## [Activity]
Your task is to copy the data exactly while leaving out every picture.

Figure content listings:
+++

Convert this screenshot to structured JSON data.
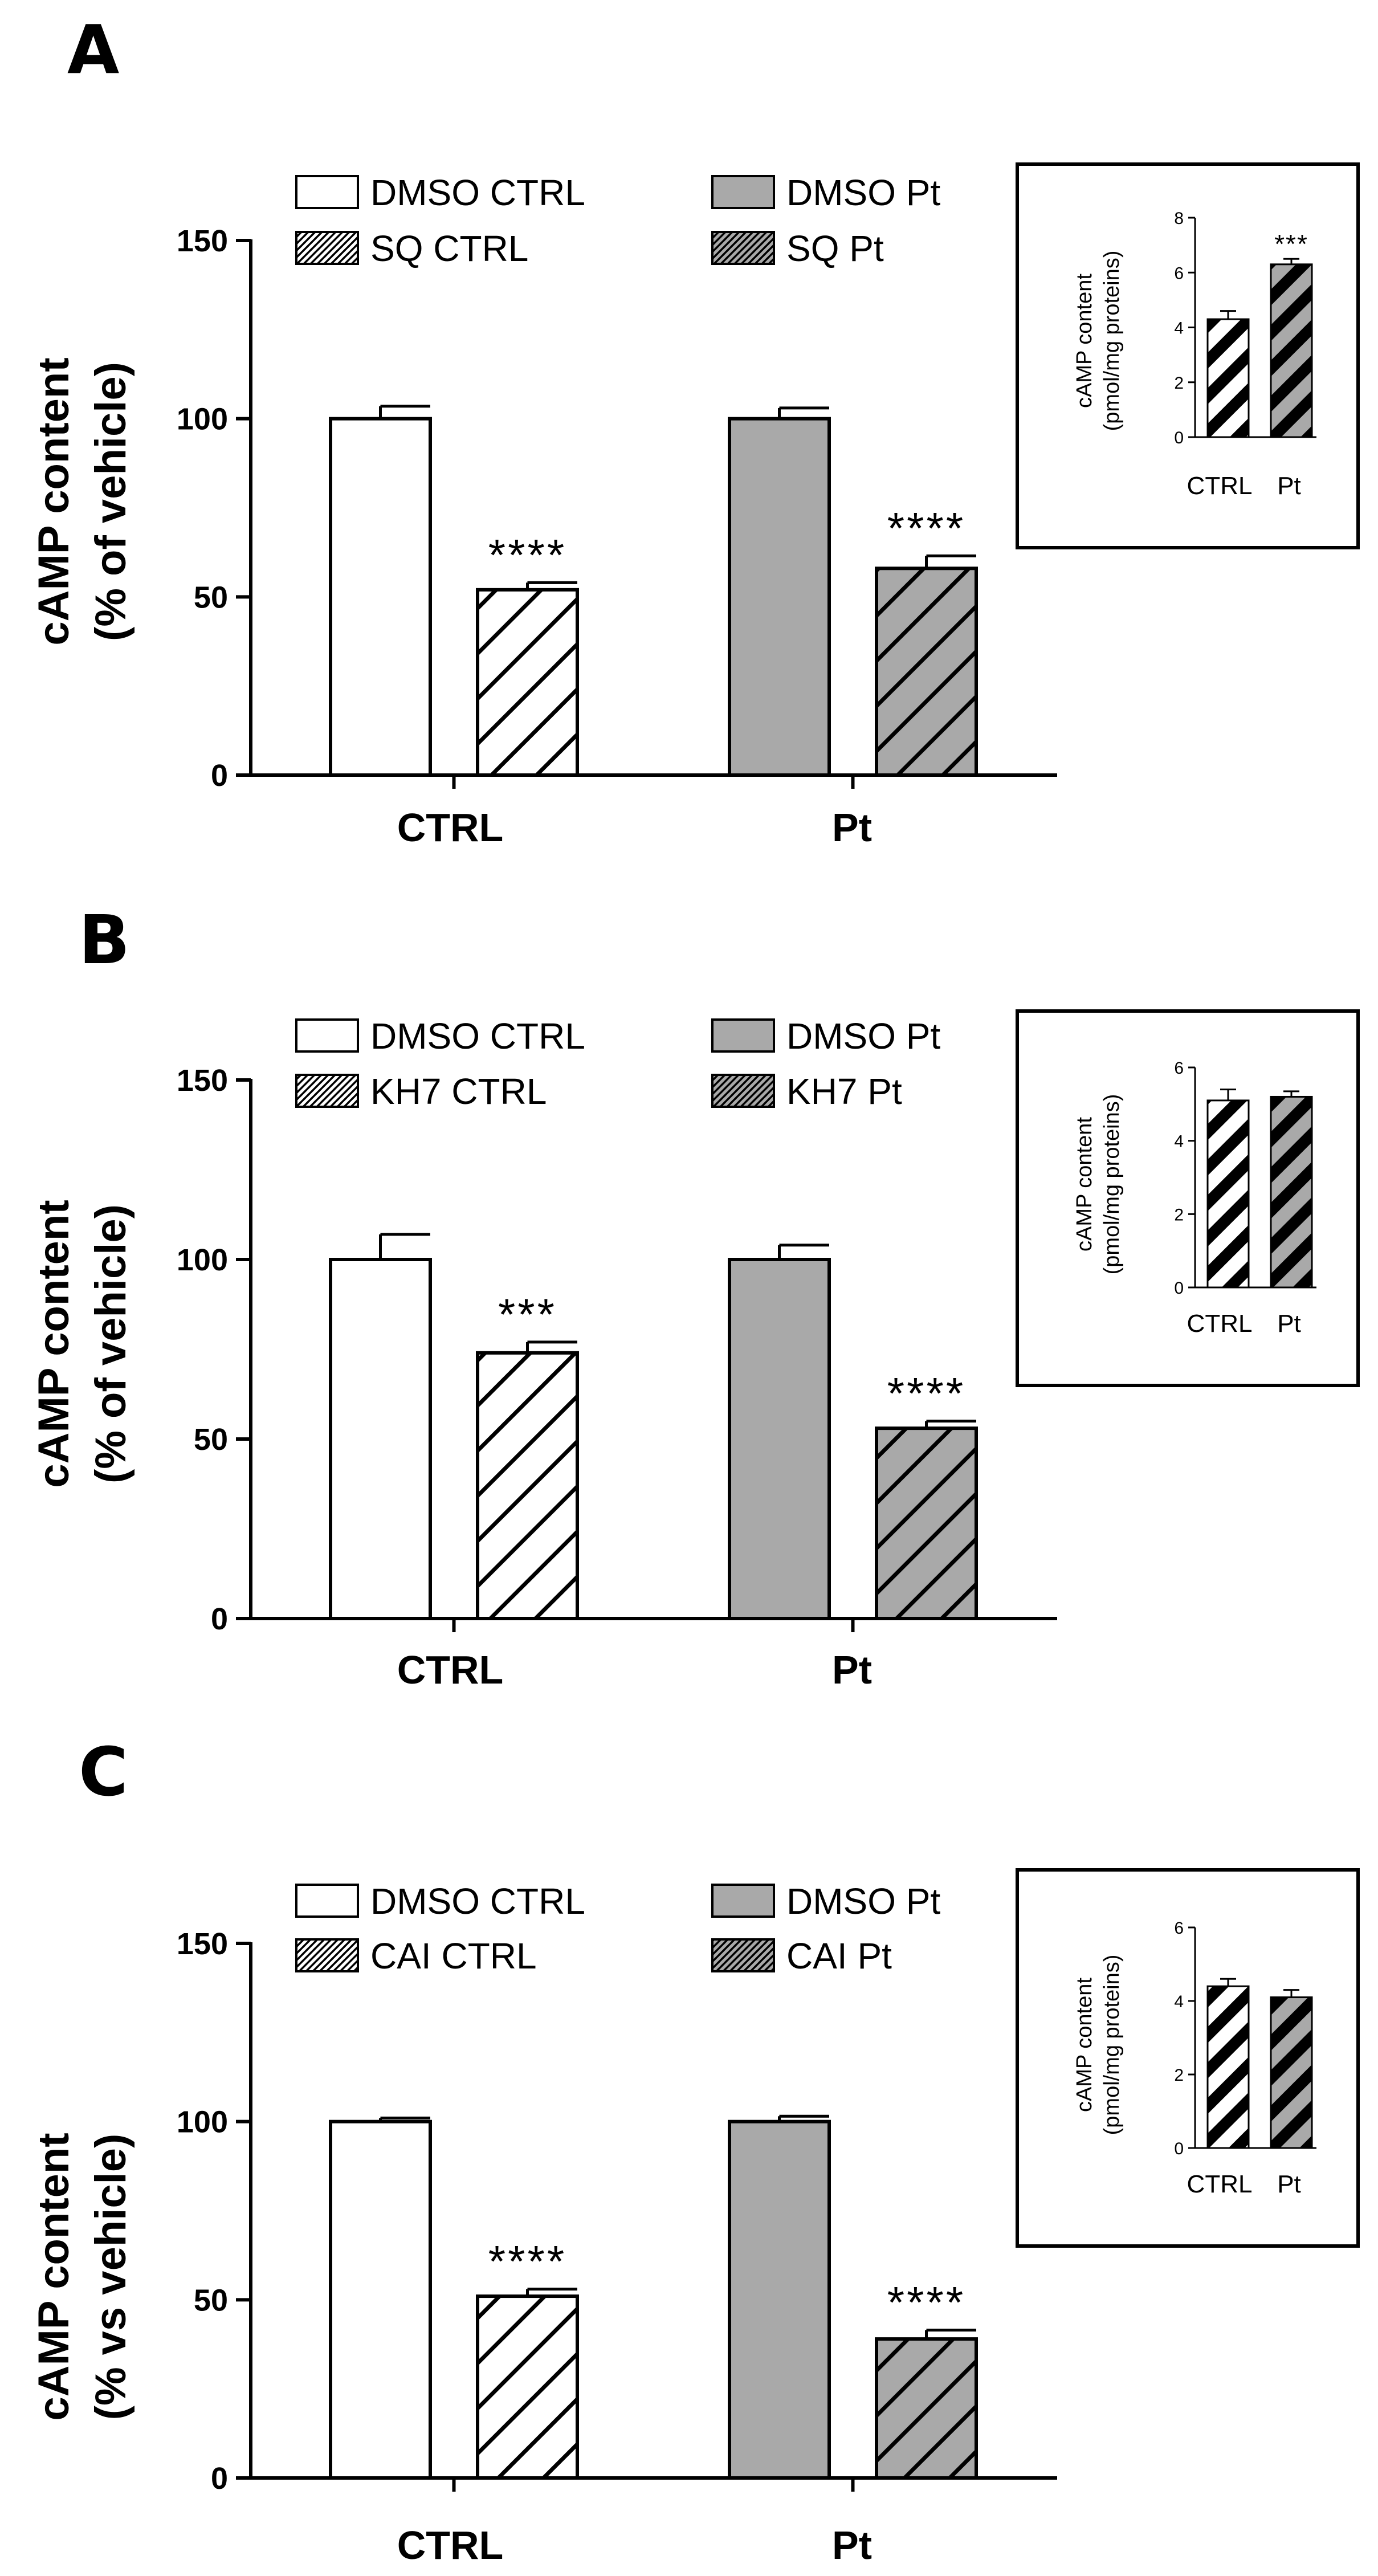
{
  "colors": {
    "dmso_ctrl": "#ffffff",
    "dmso_pt": "#a9a9a9",
    "inhibitor_ctrl": "#ffffff",
    "inhibitor_pt": "#a9a9a9",
    "stroke": "#000000"
  },
  "chart_data": [
    {
      "type": "bar",
      "panel": "A",
      "ylabel_line1": "cAMP content",
      "ylabel_line2": "(%  of vehicle)",
      "ylim": [
        0,
        150
      ],
      "yticks": [
        "0",
        "50",
        "100",
        "150"
      ],
      "categories": [
        "CTRL",
        "Pt"
      ],
      "legend": [
        "DMSO CTRL",
        "DMSO Pt",
        "SQ CTRL",
        "SQ Pt"
      ],
      "series": [
        {
          "name": "DMSO",
          "values": [
            100,
            100
          ],
          "errors": [
            3.5,
            3
          ]
        },
        {
          "name": "SQ",
          "values": [
            52,
            58
          ],
          "errors": [
            2,
            3.5
          ],
          "significance": [
            "****",
            "****"
          ]
        }
      ],
      "inset": {
        "ylabel_line1": "cAMP content",
        "ylabel_line2": "(pmol/mg proteins)",
        "ylim": [
          0,
          8
        ],
        "yticks": [
          "0",
          "2",
          "4",
          "6",
          "8"
        ],
        "categories": [
          "CTRL",
          "Pt"
        ],
        "values": [
          4.3,
          6.3
        ],
        "errors": [
          0.3,
          0.2
        ],
        "significance": [
          "",
          "***"
        ]
      }
    },
    {
      "type": "bar",
      "panel": "B",
      "ylabel_line1": "cAMP content",
      "ylabel_line2": "(%  of vehicle)",
      "ylim": [
        0,
        150
      ],
      "yticks": [
        "0",
        "50",
        "100",
        "150"
      ],
      "categories": [
        "CTRL",
        "Pt"
      ],
      "legend": [
        "DMSO CTRL",
        "DMSO Pt",
        "KH7 CTRL",
        "KH7 Pt"
      ],
      "series": [
        {
          "name": "DMSO",
          "values": [
            100,
            100
          ],
          "errors": [
            7,
            4
          ]
        },
        {
          "name": "KH7",
          "values": [
            74,
            53
          ],
          "errors": [
            3,
            2
          ],
          "significance": [
            "***",
            "****"
          ]
        }
      ],
      "inset": {
        "ylabel_line1": "cAMP content",
        "ylabel_line2": "(pmol/mg proteins)",
        "ylim": [
          0,
          6
        ],
        "yticks": [
          "0",
          "2",
          "4",
          "6"
        ],
        "categories": [
          "CTRL",
          "Pt"
        ],
        "values": [
          5.1,
          5.2
        ],
        "errors": [
          0.3,
          0.15
        ],
        "significance": [
          "",
          ""
        ]
      }
    },
    {
      "type": "bar",
      "panel": "C",
      "ylabel_line1": "cAMP content",
      "ylabel_line2": "(% vs vehicle)",
      "ylim": [
        0,
        150
      ],
      "yticks": [
        "0",
        "50",
        "100",
        "150"
      ],
      "categories": [
        "CTRL",
        "Pt"
      ],
      "legend": [
        "DMSO CTRL",
        "DMSO Pt",
        "CAI CTRL",
        "CAI Pt"
      ],
      "series": [
        {
          "name": "DMSO",
          "values": [
            100,
            100
          ],
          "errors": [
            1,
            1.5
          ]
        },
        {
          "name": "CAI",
          "values": [
            51,
            39
          ],
          "errors": [
            2,
            2.5
          ],
          "significance": [
            "****",
            "****"
          ]
        }
      ],
      "inset": {
        "ylabel_line1": "cAMP content",
        "ylabel_line2": "(pmol/mg proteins)",
        "ylim": [
          0,
          6
        ],
        "yticks": [
          "0",
          "2",
          "4",
          "6"
        ],
        "categories": [
          "CTRL",
          "Pt"
        ],
        "values": [
          4.4,
          4.1
        ],
        "errors": [
          0.2,
          0.2
        ],
        "significance": [
          "",
          ""
        ]
      }
    }
  ]
}
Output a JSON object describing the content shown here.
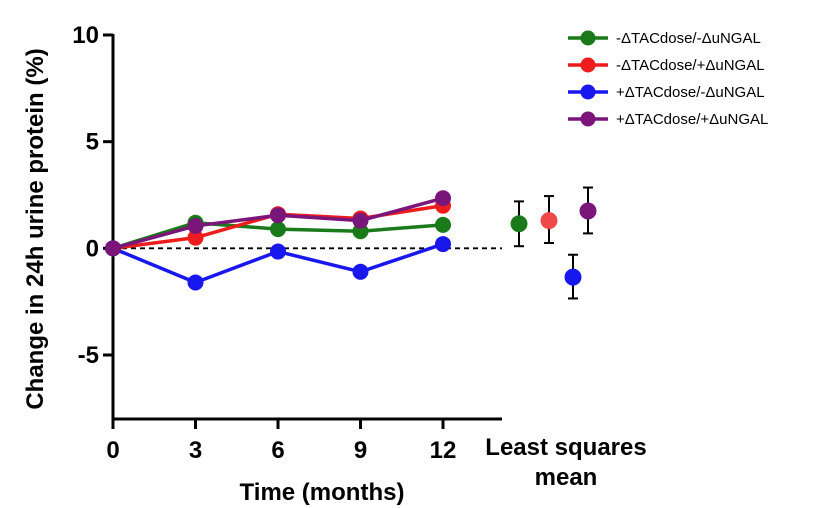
{
  "chart_data": {
    "type": "line",
    "xlabel": "Time (months)",
    "ylabel": "Change in 24h urine protein (%)",
    "x": [
      0,
      3,
      6,
      9,
      12
    ],
    "x_tick_labels": [
      "0",
      "3",
      "6",
      "9",
      "12"
    ],
    "y_ticks": [
      10,
      5,
      0,
      -5
    ],
    "y_tick_labels": [
      "10",
      "5",
      "0",
      "-5"
    ],
    "ylim": [
      -8,
      10
    ],
    "xlim": [
      0,
      14
    ],
    "reference_line": 0,
    "lsm_label": [
      "Least squares",
      "mean"
    ],
    "legend_position": "top-right",
    "series": [
      {
        "name": "-ΔTACdose/-ΔuNGAL",
        "color": "#1a7a1a",
        "values": [
          0,
          1.2,
          0.9,
          0.8,
          1.1
        ],
        "lsm": {
          "mean": 1.15,
          "lower": 0.1,
          "upper": 2.2,
          "color": "#1a7a1a"
        }
      },
      {
        "name": "-ΔTACdose/+ΔuNGAL",
        "color": "#ee1c1c",
        "values": [
          0,
          0.5,
          1.6,
          1.4,
          2.0
        ],
        "lsm": {
          "mean": 1.3,
          "lower": 0.25,
          "upper": 2.45,
          "color": "#f04848"
        }
      },
      {
        "name": "+ΔTACdose/-ΔuNGAL",
        "color": "#1818ee",
        "values": [
          0,
          -1.6,
          -0.15,
          -1.1,
          0.2
        ],
        "lsm": {
          "mean": -1.35,
          "lower": -2.35,
          "upper": -0.3,
          "color": "#1818ee"
        }
      },
      {
        "name": "+ΔTACdose/+ΔuNGAL",
        "color": "#7a157a",
        "values": [
          0,
          1.05,
          1.55,
          1.3,
          2.35
        ],
        "lsm": {
          "mean": 1.75,
          "lower": 0.7,
          "upper": 2.85,
          "color": "#7a157a"
        }
      }
    ]
  }
}
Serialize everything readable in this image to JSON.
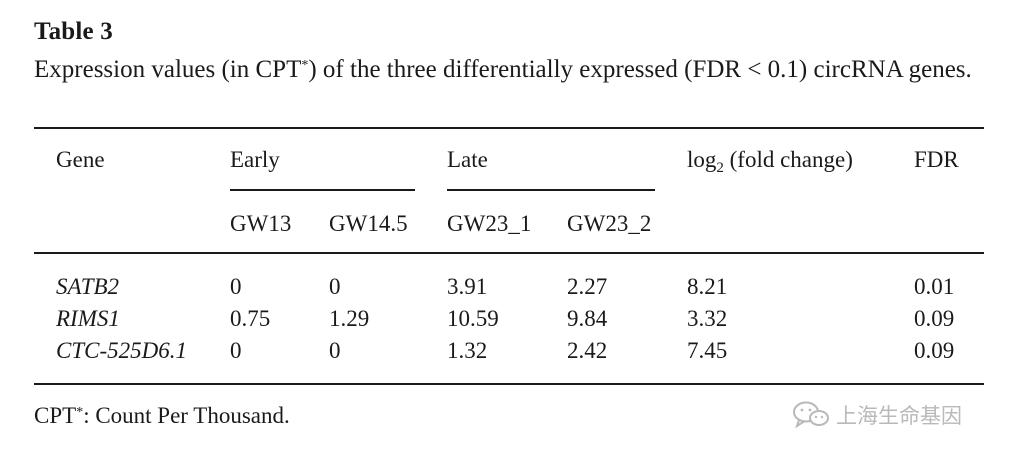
{
  "table": {
    "title": "Table 3",
    "caption_before": "Expression values (in CPT",
    "caption_mark": "*",
    "caption_after": ") of the three differentially expressed (FDR < 0.1) circRNA genes.",
    "headers": {
      "gene": "Gene",
      "early": "Early",
      "late": "Late",
      "log_prefix": "log",
      "log_sub": "2",
      "log_suffix": " (fold change)",
      "fdr": "FDR",
      "gw13": "GW13",
      "gw14_5": "GW14.5",
      "gw23_1": "GW23_1",
      "gw23_2": "GW23_2"
    },
    "rows": [
      {
        "gene": "SATB2",
        "gw13": "0",
        "gw14_5": "0",
        "gw23_1": "3.91",
        "gw23_2": "2.27",
        "log2fc": "8.21",
        "fdr": "0.01"
      },
      {
        "gene": "RIMS1",
        "gw13": "0.75",
        "gw14_5": "1.29",
        "gw23_1": "10.59",
        "gw23_2": "9.84",
        "log2fc": "3.32",
        "fdr": "0.09"
      },
      {
        "gene": "CTC-525D6.1",
        "gw13": "0",
        "gw14_5": "0",
        "gw23_1": "1.32",
        "gw23_2": "2.42",
        "log2fc": "7.45",
        "fdr": "0.09"
      }
    ],
    "footnote_before": "CPT",
    "footnote_mark": "*",
    "footnote_after": ": Count Per Thousand."
  },
  "watermark": {
    "icon": "wechat-icon",
    "text": "上海生命基因",
    "color": "#b9b9b9"
  }
}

+++

## [Exercise solution]
Convert this screenshot to structured JSON data.
{
  "colors": {
    "dmso_ctrl": "#ffffff",
    "dmso_pt": "#a9a9a9",
    "inhibitor_ctrl": "#ffffff",
    "inhibitor_pt": "#a9a9a9",
    "stroke": "#000000"
  },
  "chart_data": [
    {
      "type": "bar",
      "panel": "A",
      "ylabel_line1": "cAMP content",
      "ylabel_line2": "(%  of vehicle)",
      "ylim": [
        0,
        150
      ],
      "yticks": [
        "0",
        "50",
        "100",
        "150"
      ],
      "categories": [
        "CTRL",
        "Pt"
      ],
      "legend": [
        "DMSO CTRL",
        "DMSO Pt",
        "SQ CTRL",
        "SQ Pt"
      ],
      "series": [
        {
          "name": "DMSO",
          "values": [
            100,
            100
          ],
          "errors": [
            3.5,
            3
          ]
        },
        {
          "name": "SQ",
          "values": [
            52,
            58
          ],
          "errors": [
            2,
            3.5
          ],
          "significance": [
            "****",
            "****"
          ]
        }
      ],
      "inset": {
        "ylabel_line1": "cAMP content",
        "ylabel_line2": "(pmol/mg proteins)",
        "ylim": [
          0,
          8
        ],
        "yticks": [
          "0",
          "2",
          "4",
          "6",
          "8"
        ],
        "categories": [
          "CTRL",
          "Pt"
        ],
        "values": [
          4.3,
          6.3
        ],
        "errors": [
          0.3,
          0.2
        ],
        "significance": [
          "",
          "***"
        ]
      }
    },
    {
      "type": "bar",
      "panel": "B",
      "ylabel_line1": "cAMP content",
      "ylabel_line2": "(%  of vehicle)",
      "ylim": [
        0,
        150
      ],
      "yticks": [
        "0",
        "50",
        "100",
        "150"
      ],
      "categories": [
        "CTRL",
        "Pt"
      ],
      "legend": [
        "DMSO CTRL",
        "DMSO Pt",
        "KH7 CTRL",
        "KH7 Pt"
      ],
      "series": [
        {
          "name": "DMSO",
          "values": [
            100,
            100
          ],
          "errors": [
            7,
            4
          ]
        },
        {
          "name": "KH7",
          "values": [
            74,
            53
          ],
          "errors": [
            3,
            2
          ],
          "significance": [
            "***",
            "****"
          ]
        }
      ],
      "inset": {
        "ylabel_line1": "cAMP content",
        "ylabel_line2": "(pmol/mg proteins)",
        "ylim": [
          0,
          6
        ],
        "yticks": [
          "0",
          "2",
          "4",
          "6"
        ],
        "categories": [
          "CTRL",
          "Pt"
        ],
        "values": [
          5.1,
          5.2
        ],
        "errors": [
          0.3,
          0.15
        ],
        "significance": [
          "",
          ""
        ]
      }
    },
    {
      "type": "bar",
      "panel": "C",
      "ylabel_line1": "cAMP content",
      "ylabel_line2": "(% vs vehicle)",
      "ylim": [
        0,
        150
      ],
      "yticks": [
        "0",
        "50",
        "100",
        "150"
      ],
      "categories": [
        "CTRL",
        "Pt"
      ],
      "legend": [
        "DMSO CTRL",
        "DMSO Pt",
        "CAI CTRL",
        "CAI Pt"
      ],
      "series": [
        {
          "name": "DMSO",
          "values": [
            100,
            100
          ],
          "errors": [
            1,
            1.5
          ]
        },
        {
          "name": "CAI",
          "values": [
            51,
            39
          ],
          "errors": [
            2,
            2.5
          ],
          "significance": [
            "****",
            "****"
          ]
        }
      ],
      "inset": {
        "ylabel_line1": "cAMP content",
        "ylabel_line2": "(pmol/mg proteins)",
        "ylim": [
          0,
          6
        ],
        "yticks": [
          "0",
          "2",
          "4",
          "6"
        ],
        "categories": [
          "CTRL",
          "Pt"
        ],
        "values": [
          4.4,
          4.1
        ],
        "errors": [
          0.2,
          0.2
        ],
        "significance": [
          "",
          ""
        ]
      }
    }
  ]
}
Output a JSON object describing the content shown here.
{
  "chart_data": {
    "type": "line",
    "xlabel": "Time (months)",
    "ylabel": "Change in 24h urine protein (%)",
    "x": [
      0,
      3,
      6,
      9,
      12
    ],
    "x_tick_labels": [
      "0",
      "3",
      "6",
      "9",
      "12"
    ],
    "y_ticks": [
      10,
      5,
      0,
      -5
    ],
    "y_tick_labels": [
      "10",
      "5",
      "0",
      "-5"
    ],
    "ylim": [
      -8,
      10
    ],
    "xlim": [
      0,
      14
    ],
    "reference_line": 0,
    "lsm_label": [
      "Least squares",
      "mean"
    ],
    "legend_position": "top-right",
    "series": [
      {
        "name": "-ΔTACdose/-ΔuNGAL",
        "color": "#1a7a1a",
        "values": [
          0,
          1.2,
          0.9,
          0.8,
          1.1
        ],
        "lsm": {
          "mean": 1.15,
          "lower": 0.1,
          "upper": 2.2,
          "color": "#1a7a1a"
        }
      },
      {
        "name": "-ΔTACdose/+ΔuNGAL",
        "color": "#ee1c1c",
        "values": [
          0,
          0.5,
          1.6,
          1.4,
          2.0
        ],
        "lsm": {
          "mean": 1.3,
          "lower": 0.25,
          "upper": 2.45,
          "color": "#f04848"
        }
      },
      {
        "name": "+ΔTACdose/-ΔuNGAL",
        "color": "#1818ee",
        "values": [
          0,
          -1.6,
          -0.15,
          -1.1,
          0.2
        ],
        "lsm": {
          "mean": -1.35,
          "lower": -2.35,
          "upper": -0.3,
          "color": "#1818ee"
        }
      },
      {
        "name": "+ΔTACdose/+ΔuNGAL",
        "color": "#7a157a",
        "values": [
          0,
          1.05,
          1.55,
          1.3,
          2.35
        ],
        "lsm": {
          "mean": 1.75,
          "lower": 0.7,
          "upper": 2.85,
          "color": "#7a157a"
        }
      }
    ]
  }
}
Serialize everything readable in this image to JSON.
{
  "table": {
    "title": "Table 3",
    "caption_before": "Expression values (in CPT",
    "caption_mark": "*",
    "caption_after": ") of the three differentially expressed (FDR < 0.1) circRNA genes.",
    "headers": {
      "gene": "Gene",
      "early": "Early",
      "late": "Late",
      "log_prefix": "log",
      "log_sub": "2",
      "log_suffix": " (fold change)",
      "fdr": "FDR",
      "gw13": "GW13",
      "gw14_5": "GW14.5",
      "gw23_1": "GW23_1",
      "gw23_2": "GW23_2"
    },
    "rows": [
      {
        "gene": "SATB2",
        "gw13": "0",
        "gw14_5": "0",
        "gw23_1": "3.91",
        "gw23_2": "2.27",
        "log2fc": "8.21",
        "fdr": "0.01"
      },
      {
        "gene": "RIMS1",
        "gw13": "0.75",
        "gw14_5": "1.29",
        "gw23_1": "10.59",
        "gw23_2": "9.84",
        "log2fc": "3.32",
        "fdr": "0.09"
      },
      {
        "gene": "CTC-525D6.1",
        "gw13": "0",
        "gw14_5": "0",
        "gw23_1": "1.32",
        "gw23_2": "2.42",
        "log2fc": "7.45",
        "fdr": "0.09"
      }
    ],
    "footnote_before": "CPT",
    "footnote_mark": "*",
    "footnote_after": ": Count Per Thousand."
  },
  "watermark": {
    "icon": "wechat-icon",
    "text": "上海生命基因",
    "color": "#b9b9b9"
  }
}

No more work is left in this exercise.